> [Stated task] Write out the listing in full, matching it word for word.

Dataset records
--- Begin ---

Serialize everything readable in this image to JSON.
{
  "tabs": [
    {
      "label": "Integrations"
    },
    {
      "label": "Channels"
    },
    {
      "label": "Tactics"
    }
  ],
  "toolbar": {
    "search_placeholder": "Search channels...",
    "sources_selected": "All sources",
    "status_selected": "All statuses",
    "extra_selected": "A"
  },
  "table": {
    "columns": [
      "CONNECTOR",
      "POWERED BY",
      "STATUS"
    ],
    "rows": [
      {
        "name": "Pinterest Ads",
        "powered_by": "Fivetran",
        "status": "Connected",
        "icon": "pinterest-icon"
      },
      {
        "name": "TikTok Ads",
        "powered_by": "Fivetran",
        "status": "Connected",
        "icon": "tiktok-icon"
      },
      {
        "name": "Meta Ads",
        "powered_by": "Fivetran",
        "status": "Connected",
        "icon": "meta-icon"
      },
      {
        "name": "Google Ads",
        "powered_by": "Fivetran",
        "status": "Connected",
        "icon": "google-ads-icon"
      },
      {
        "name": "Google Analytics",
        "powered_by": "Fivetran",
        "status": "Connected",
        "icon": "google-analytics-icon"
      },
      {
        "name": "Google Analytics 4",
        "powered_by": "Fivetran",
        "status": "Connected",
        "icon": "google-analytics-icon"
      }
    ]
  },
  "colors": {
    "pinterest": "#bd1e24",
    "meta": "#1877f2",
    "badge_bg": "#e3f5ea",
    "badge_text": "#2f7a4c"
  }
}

--- End ---

> [Answer to the task]
Serialize everything readable in this image to JSON.
{
  "tabs": [
    {
      "label": "Integrations"
    },
    {
      "label": "Channels"
    },
    {
      "label": "Tactics"
    }
  ],
  "toolbar": {
    "search_placeholder": "Search channels...",
    "sources_selected": "All sources",
    "status_selected": "All statuses",
    "extra_selected": "A"
  },
  "table": {
    "columns": [
      "CONNECTOR",
      "POWERED BY",
      "STATUS"
    ],
    "rows": [
      {
        "name": "Pinterest Ads",
        "powered_by": "Fivetran",
        "status": "Connected",
        "icon": "pinterest-icon"
      },
      {
        "name": "TikTok Ads",
        "powered_by": "Fivetran",
        "status": "Connected",
        "icon": "tiktok-icon"
      },
      {
        "name": "Meta Ads",
        "powered_by": "Fivetran",
        "status": "Connected",
        "icon": "meta-icon"
      },
      {
        "name": "Google Ads",
        "powered_by": "Fivetran",
        "status": "Connected",
        "icon": "google-ads-icon"
      },
      {
        "name": "Google Analytics",
        "powered_by": "Fivetran",
        "status": "Connected",
        "icon": "google-analytics-icon"
      },
      {
        "name": "Google Analytics 4",
        "powered_by": "Fivetran",
        "status": "Connected",
        "icon": "google-analytics-icon"
      }
    ]
  },
  "colors": {
    "pinterest": "#bd1e24",
    "meta": "#1877f2",
    "badge_bg": "#e3f5ea",
    "badge_text": "#2f7a4c"
  }
}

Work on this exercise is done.